## Job
Transcribe the entries exactly; images are not part of the copy.
-- START Material provided --
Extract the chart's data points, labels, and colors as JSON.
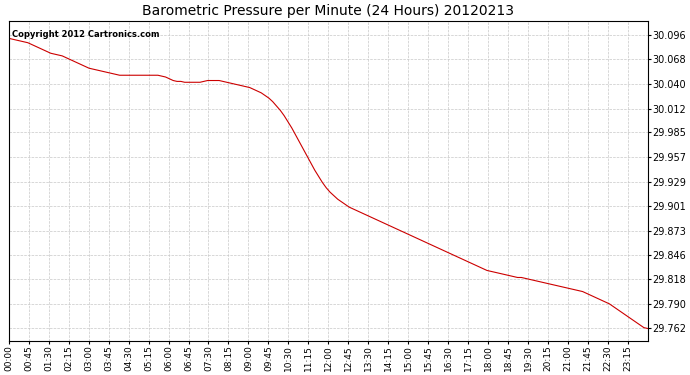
{
  "title": "Barometric Pressure per Minute (24 Hours) 20120213",
  "copyright": "Copyright 2012 Cartronics.com",
  "line_color": "#cc0000",
  "background_color": "#ffffff",
  "plot_bg_color": "#ffffff",
  "grid_color": "#c8c8c8",
  "grid_style": "--",
  "yticks": [
    29.762,
    29.79,
    29.818,
    29.846,
    29.873,
    29.901,
    29.929,
    29.957,
    29.985,
    30.012,
    30.04,
    30.068,
    30.096
  ],
  "ylim": [
    29.748,
    30.112
  ],
  "xtick_labels": [
    "00:00",
    "00:45",
    "01:30",
    "02:15",
    "03:00",
    "03:45",
    "04:30",
    "05:15",
    "06:00",
    "06:45",
    "07:30",
    "08:15",
    "09:00",
    "09:45",
    "10:30",
    "11:15",
    "12:00",
    "12:45",
    "13:30",
    "14:15",
    "15:00",
    "15:45",
    "16:30",
    "17:15",
    "18:00",
    "18:45",
    "19:30",
    "20:15",
    "21:00",
    "21:45",
    "22:30",
    "23:15"
  ],
  "pressure_curve": [
    30.092,
    30.091,
    30.09,
    30.089,
    30.088,
    30.087,
    30.085,
    30.083,
    30.081,
    30.079,
    30.077,
    30.075,
    30.074,
    30.073,
    30.072,
    30.07,
    30.068,
    30.066,
    30.064,
    30.062,
    30.06,
    30.058,
    30.057,
    30.056,
    30.055,
    30.054,
    30.053,
    30.052,
    30.051,
    30.05,
    30.05,
    30.05,
    30.05,
    30.05,
    30.05,
    30.05,
    30.05,
    30.05,
    30.05,
    30.05,
    30.049,
    30.048,
    30.046,
    30.044,
    30.043,
    30.043,
    30.042,
    30.042,
    30.042,
    30.042,
    30.042,
    30.043,
    30.044,
    30.044,
    30.044,
    30.044,
    30.043,
    30.042,
    30.041,
    30.04,
    30.039,
    30.038,
    30.037,
    30.036,
    30.034,
    30.032,
    30.03,
    30.027,
    30.024,
    30.02,
    30.015,
    30.01,
    30.004,
    29.997,
    29.99,
    29.982,
    29.974,
    29.966,
    29.958,
    29.95,
    29.942,
    29.935,
    29.928,
    29.922,
    29.917,
    29.913,
    29.909,
    29.906,
    29.903,
    29.9,
    29.898,
    29.896,
    29.894,
    29.892,
    29.89,
    29.888,
    29.886,
    29.884,
    29.882,
    29.88,
    29.878,
    29.876,
    29.874,
    29.872,
    29.87,
    29.868,
    29.866,
    29.864,
    29.862,
    29.86,
    29.858,
    29.856,
    29.854,
    29.852,
    29.85,
    29.848,
    29.846,
    29.844,
    29.842,
    29.84,
    29.838,
    29.836,
    29.834,
    29.832,
    29.83,
    29.828,
    29.827,
    29.826,
    29.825,
    29.824,
    29.823,
    29.822,
    29.821,
    29.82,
    29.82,
    29.819,
    29.818,
    29.817,
    29.816,
    29.815,
    29.814,
    29.813,
    29.812,
    29.811,
    29.81,
    29.809,
    29.808,
    29.807,
    29.806,
    29.805,
    29.804,
    29.802,
    29.8,
    29.798,
    29.796,
    29.794,
    29.792,
    29.79,
    29.787,
    29.784,
    29.781,
    29.778,
    29.775,
    29.772,
    29.769,
    29.766,
    29.763,
    29.762
  ]
}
-- END Material provided --
## Output for this task
Extract the chart's data points, labels, and colors as JSON.
{
  "title": "Barometric Pressure per Minute (24 Hours) 20120213",
  "copyright": "Copyright 2012 Cartronics.com",
  "line_color": "#cc0000",
  "background_color": "#ffffff",
  "plot_bg_color": "#ffffff",
  "grid_color": "#c8c8c8",
  "grid_style": "--",
  "yticks": [
    29.762,
    29.79,
    29.818,
    29.846,
    29.873,
    29.901,
    29.929,
    29.957,
    29.985,
    30.012,
    30.04,
    30.068,
    30.096
  ],
  "ylim": [
    29.748,
    30.112
  ],
  "xtick_labels": [
    "00:00",
    "00:45",
    "01:30",
    "02:15",
    "03:00",
    "03:45",
    "04:30",
    "05:15",
    "06:00",
    "06:45",
    "07:30",
    "08:15",
    "09:00",
    "09:45",
    "10:30",
    "11:15",
    "12:00",
    "12:45",
    "13:30",
    "14:15",
    "15:00",
    "15:45",
    "16:30",
    "17:15",
    "18:00",
    "18:45",
    "19:30",
    "20:15",
    "21:00",
    "21:45",
    "22:30",
    "23:15"
  ],
  "pressure_curve": [
    30.092,
    30.091,
    30.09,
    30.089,
    30.088,
    30.087,
    30.085,
    30.083,
    30.081,
    30.079,
    30.077,
    30.075,
    30.074,
    30.073,
    30.072,
    30.07,
    30.068,
    30.066,
    30.064,
    30.062,
    30.06,
    30.058,
    30.057,
    30.056,
    30.055,
    30.054,
    30.053,
    30.052,
    30.051,
    30.05,
    30.05,
    30.05,
    30.05,
    30.05,
    30.05,
    30.05,
    30.05,
    30.05,
    30.05,
    30.05,
    30.049,
    30.048,
    30.046,
    30.044,
    30.043,
    30.043,
    30.042,
    30.042,
    30.042,
    30.042,
    30.042,
    30.043,
    30.044,
    30.044,
    30.044,
    30.044,
    30.043,
    30.042,
    30.041,
    30.04,
    30.039,
    30.038,
    30.037,
    30.036,
    30.034,
    30.032,
    30.03,
    30.027,
    30.024,
    30.02,
    30.015,
    30.01,
    30.004,
    29.997,
    29.99,
    29.982,
    29.974,
    29.966,
    29.958,
    29.95,
    29.942,
    29.935,
    29.928,
    29.922,
    29.917,
    29.913,
    29.909,
    29.906,
    29.903,
    29.9,
    29.898,
    29.896,
    29.894,
    29.892,
    29.89,
    29.888,
    29.886,
    29.884,
    29.882,
    29.88,
    29.878,
    29.876,
    29.874,
    29.872,
    29.87,
    29.868,
    29.866,
    29.864,
    29.862,
    29.86,
    29.858,
    29.856,
    29.854,
    29.852,
    29.85,
    29.848,
    29.846,
    29.844,
    29.842,
    29.84,
    29.838,
    29.836,
    29.834,
    29.832,
    29.83,
    29.828,
    29.827,
    29.826,
    29.825,
    29.824,
    29.823,
    29.822,
    29.821,
    29.82,
    29.82,
    29.819,
    29.818,
    29.817,
    29.816,
    29.815,
    29.814,
    29.813,
    29.812,
    29.811,
    29.81,
    29.809,
    29.808,
    29.807,
    29.806,
    29.805,
    29.804,
    29.802,
    29.8,
    29.798,
    29.796,
    29.794,
    29.792,
    29.79,
    29.787,
    29.784,
    29.781,
    29.778,
    29.775,
    29.772,
    29.769,
    29.766,
    29.763,
    29.762
  ]
}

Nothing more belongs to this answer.